> RAW RECORDS

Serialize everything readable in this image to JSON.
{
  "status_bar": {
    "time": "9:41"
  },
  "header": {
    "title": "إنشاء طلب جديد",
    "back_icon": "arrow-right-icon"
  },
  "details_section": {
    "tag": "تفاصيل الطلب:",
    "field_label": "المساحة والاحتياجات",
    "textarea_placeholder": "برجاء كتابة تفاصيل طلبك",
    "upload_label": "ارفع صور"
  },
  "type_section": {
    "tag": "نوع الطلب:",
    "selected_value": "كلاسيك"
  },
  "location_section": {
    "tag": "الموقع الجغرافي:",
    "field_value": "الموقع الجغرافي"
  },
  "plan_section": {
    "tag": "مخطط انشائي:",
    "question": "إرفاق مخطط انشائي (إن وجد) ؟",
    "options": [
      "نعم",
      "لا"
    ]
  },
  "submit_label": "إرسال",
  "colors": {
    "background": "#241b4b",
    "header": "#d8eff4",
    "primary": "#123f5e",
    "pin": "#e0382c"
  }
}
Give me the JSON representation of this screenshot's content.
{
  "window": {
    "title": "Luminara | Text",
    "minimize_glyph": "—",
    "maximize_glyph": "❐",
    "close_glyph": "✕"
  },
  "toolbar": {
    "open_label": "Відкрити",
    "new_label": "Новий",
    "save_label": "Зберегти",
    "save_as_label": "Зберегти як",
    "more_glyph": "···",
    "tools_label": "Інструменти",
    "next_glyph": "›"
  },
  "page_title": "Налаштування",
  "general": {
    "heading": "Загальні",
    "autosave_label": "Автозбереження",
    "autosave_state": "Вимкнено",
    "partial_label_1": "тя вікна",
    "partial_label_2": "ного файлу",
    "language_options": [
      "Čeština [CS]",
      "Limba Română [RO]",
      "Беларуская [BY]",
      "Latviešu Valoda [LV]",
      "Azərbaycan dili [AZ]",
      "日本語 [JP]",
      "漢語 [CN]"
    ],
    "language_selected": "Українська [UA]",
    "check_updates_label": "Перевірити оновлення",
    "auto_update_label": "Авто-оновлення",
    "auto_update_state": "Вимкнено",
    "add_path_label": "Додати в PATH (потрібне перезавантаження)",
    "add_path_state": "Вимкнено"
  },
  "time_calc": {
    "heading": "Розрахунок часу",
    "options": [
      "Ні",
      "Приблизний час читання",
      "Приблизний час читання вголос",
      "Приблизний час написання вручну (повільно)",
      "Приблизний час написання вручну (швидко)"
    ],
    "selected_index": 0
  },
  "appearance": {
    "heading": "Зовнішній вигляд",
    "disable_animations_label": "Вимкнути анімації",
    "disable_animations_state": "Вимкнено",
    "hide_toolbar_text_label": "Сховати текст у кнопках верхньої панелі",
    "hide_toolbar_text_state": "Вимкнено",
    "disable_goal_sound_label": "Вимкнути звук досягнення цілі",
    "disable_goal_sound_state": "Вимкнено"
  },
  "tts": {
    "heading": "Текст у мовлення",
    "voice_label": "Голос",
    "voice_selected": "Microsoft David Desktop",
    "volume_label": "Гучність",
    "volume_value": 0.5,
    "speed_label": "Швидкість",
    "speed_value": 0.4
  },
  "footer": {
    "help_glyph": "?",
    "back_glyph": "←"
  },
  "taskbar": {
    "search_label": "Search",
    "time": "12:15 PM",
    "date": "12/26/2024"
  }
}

> PROBLEM STATEMENT
State how many lines in the entries above include the word "оновлення"; reply with the number alone.

> REPLY
2